What the exercise asks:
Every entry must be copied word for word.

Data lines:
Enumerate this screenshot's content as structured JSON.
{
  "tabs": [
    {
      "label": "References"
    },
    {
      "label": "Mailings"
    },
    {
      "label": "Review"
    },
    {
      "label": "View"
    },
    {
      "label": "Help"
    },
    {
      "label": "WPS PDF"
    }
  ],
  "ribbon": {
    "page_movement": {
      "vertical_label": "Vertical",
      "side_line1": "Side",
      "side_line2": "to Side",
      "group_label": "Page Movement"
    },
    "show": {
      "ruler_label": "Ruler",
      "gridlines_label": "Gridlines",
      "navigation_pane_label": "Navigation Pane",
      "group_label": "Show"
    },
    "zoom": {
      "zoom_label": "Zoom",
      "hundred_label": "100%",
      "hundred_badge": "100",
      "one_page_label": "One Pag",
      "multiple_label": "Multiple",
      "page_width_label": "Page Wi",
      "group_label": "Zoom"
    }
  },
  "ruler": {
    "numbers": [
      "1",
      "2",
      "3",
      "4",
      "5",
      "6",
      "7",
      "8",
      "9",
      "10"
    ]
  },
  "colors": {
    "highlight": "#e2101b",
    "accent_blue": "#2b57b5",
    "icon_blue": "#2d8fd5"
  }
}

Response to the exercise:
Enumerate this screenshot's content as structured JSON.
{
  "tabs": [
    {
      "label": "References"
    },
    {
      "label": "Mailings"
    },
    {
      "label": "Review"
    },
    {
      "label": "View"
    },
    {
      "label": "Help"
    },
    {
      "label": "WPS PDF"
    }
  ],
  "ribbon": {
    "page_movement": {
      "vertical_label": "Vertical",
      "side_line1": "Side",
      "side_line2": "to Side",
      "group_label": "Page Movement"
    },
    "show": {
      "ruler_label": "Ruler",
      "gridlines_label": "Gridlines",
      "navigation_pane_label": "Navigation Pane",
      "group_label": "Show"
    },
    "zoom": {
      "zoom_label": "Zoom",
      "hundred_label": "100%",
      "hundred_badge": "100",
      "one_page_label": "One Pag",
      "multiple_label": "Multiple",
      "page_width_label": "Page Wi",
      "group_label": "Zoom"
    }
  },
  "ruler": {
    "numbers": [
      "1",
      "2",
      "3",
      "4",
      "5",
      "6",
      "7",
      "8",
      "9",
      "10"
    ]
  },
  "colors": {
    "highlight": "#e2101b",
    "accent_blue": "#2b57b5",
    "icon_blue": "#2d8fd5"
  }
}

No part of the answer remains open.